[start of THE DATA]

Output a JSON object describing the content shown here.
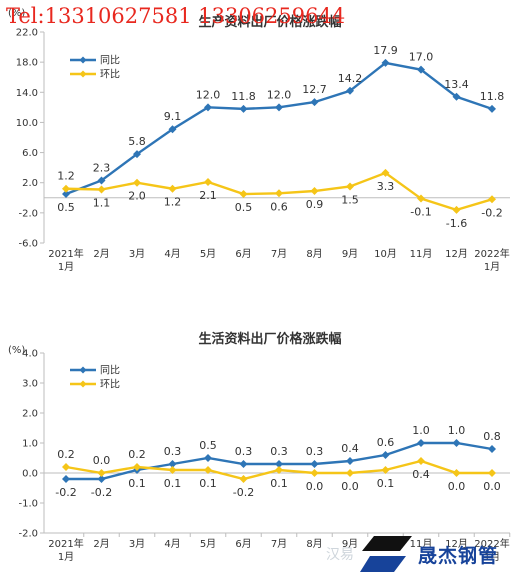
{
  "watermark": "Tel:13310627581 13306259644",
  "logo": {
    "text": "晟杰钢管",
    "sub": "汉易"
  },
  "colors": {
    "yoy": "#2e75b6",
    "mom": "#f5c518",
    "axis": "#bdbdbd"
  },
  "chart_data": [
    {
      "type": "line",
      "title": "生产资料出厂价格涨跌幅",
      "unit": "(%)",
      "categories": [
        "2021年\n1月",
        "2月",
        "3月",
        "4月",
        "5月",
        "6月",
        "7月",
        "8月",
        "9月",
        "10月",
        "11月",
        "12月",
        "2022年\n1月"
      ],
      "ylim": [
        -6.0,
        22.0
      ],
      "yticks": [
        22.0,
        18.0,
        14.0,
        10.0,
        6.0,
        2.0,
        -2.0,
        -6.0
      ],
      "series": [
        {
          "name": "同比",
          "values": [
            0.5,
            2.3,
            5.8,
            9.1,
            12.0,
            11.8,
            12.0,
            12.7,
            14.2,
            17.9,
            17.0,
            13.4,
            11.8
          ]
        },
        {
          "name": "环比",
          "values": [
            1.2,
            1.1,
            2.0,
            1.2,
            2.1,
            0.5,
            0.6,
            0.9,
            1.5,
            3.3,
            -0.1,
            -1.6,
            -0.2
          ]
        }
      ]
    },
    {
      "type": "line",
      "title": "生活资料出厂价格涨跌幅",
      "unit": "(%)",
      "categories": [
        "2021年\n1月",
        "2月",
        "3月",
        "4月",
        "5月",
        "6月",
        "7月",
        "8月",
        "9月",
        "10月",
        "11月",
        "12月",
        "2022年\n1月"
      ],
      "ylim": [
        -2.0,
        4.0
      ],
      "yticks": [
        4.0,
        3.0,
        2.0,
        1.0,
        0.0,
        -1.0,
        -2.0
      ],
      "series": [
        {
          "name": "同比",
          "values": [
            -0.2,
            -0.2,
            0.1,
            0.3,
            0.5,
            0.3,
            0.3,
            0.3,
            0.4,
            0.6,
            1.0,
            1.0,
            0.8
          ]
        },
        {
          "name": "环比",
          "values": [
            0.2,
            0.0,
            0.2,
            0.1,
            0.1,
            -0.2,
            0.1,
            0.0,
            0.0,
            0.1,
            0.4,
            0.0,
            0.0
          ]
        }
      ]
    }
  ]
}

[end of THE DATA]

> WORK TO DO: Set down all the data again exactly as above, pictures excluded.

> FINISHED EXERCISE:
Output a JSON object describing the content shown here.
{
  "watermark": "Tel:13310627581 13306259644",
  "logo": {
    "text": "晟杰钢管",
    "sub": "汉易"
  },
  "colors": {
    "yoy": "#2e75b6",
    "mom": "#f5c518",
    "axis": "#bdbdbd"
  },
  "chart_data": [
    {
      "type": "line",
      "title": "生产资料出厂价格涨跌幅",
      "unit": "(%)",
      "categories": [
        "2021年\n1月",
        "2月",
        "3月",
        "4月",
        "5月",
        "6月",
        "7月",
        "8月",
        "9月",
        "10月",
        "11月",
        "12月",
        "2022年\n1月"
      ],
      "ylim": [
        -6.0,
        22.0
      ],
      "yticks": [
        22.0,
        18.0,
        14.0,
        10.0,
        6.0,
        2.0,
        -2.0,
        -6.0
      ],
      "series": [
        {
          "name": "同比",
          "values": [
            0.5,
            2.3,
            5.8,
            9.1,
            12.0,
            11.8,
            12.0,
            12.7,
            14.2,
            17.9,
            17.0,
            13.4,
            11.8
          ]
        },
        {
          "name": "环比",
          "values": [
            1.2,
            1.1,
            2.0,
            1.2,
            2.1,
            0.5,
            0.6,
            0.9,
            1.5,
            3.3,
            -0.1,
            -1.6,
            -0.2
          ]
        }
      ]
    },
    {
      "type": "line",
      "title": "生活资料出厂价格涨跌幅",
      "unit": "(%)",
      "categories": [
        "2021年\n1月",
        "2月",
        "3月",
        "4月",
        "5月",
        "6月",
        "7月",
        "8月",
        "9月",
        "10月",
        "11月",
        "12月",
        "2022年\n1月"
      ],
      "ylim": [
        -2.0,
        4.0
      ],
      "yticks": [
        4.0,
        3.0,
        2.0,
        1.0,
        0.0,
        -1.0,
        -2.0
      ],
      "series": [
        {
          "name": "同比",
          "values": [
            -0.2,
            -0.2,
            0.1,
            0.3,
            0.5,
            0.3,
            0.3,
            0.3,
            0.4,
            0.6,
            1.0,
            1.0,
            0.8
          ]
        },
        {
          "name": "环比",
          "values": [
            0.2,
            0.0,
            0.2,
            0.1,
            0.1,
            -0.2,
            0.1,
            0.0,
            0.0,
            0.1,
            0.4,
            0.0,
            0.0
          ]
        }
      ]
    }
  ]
}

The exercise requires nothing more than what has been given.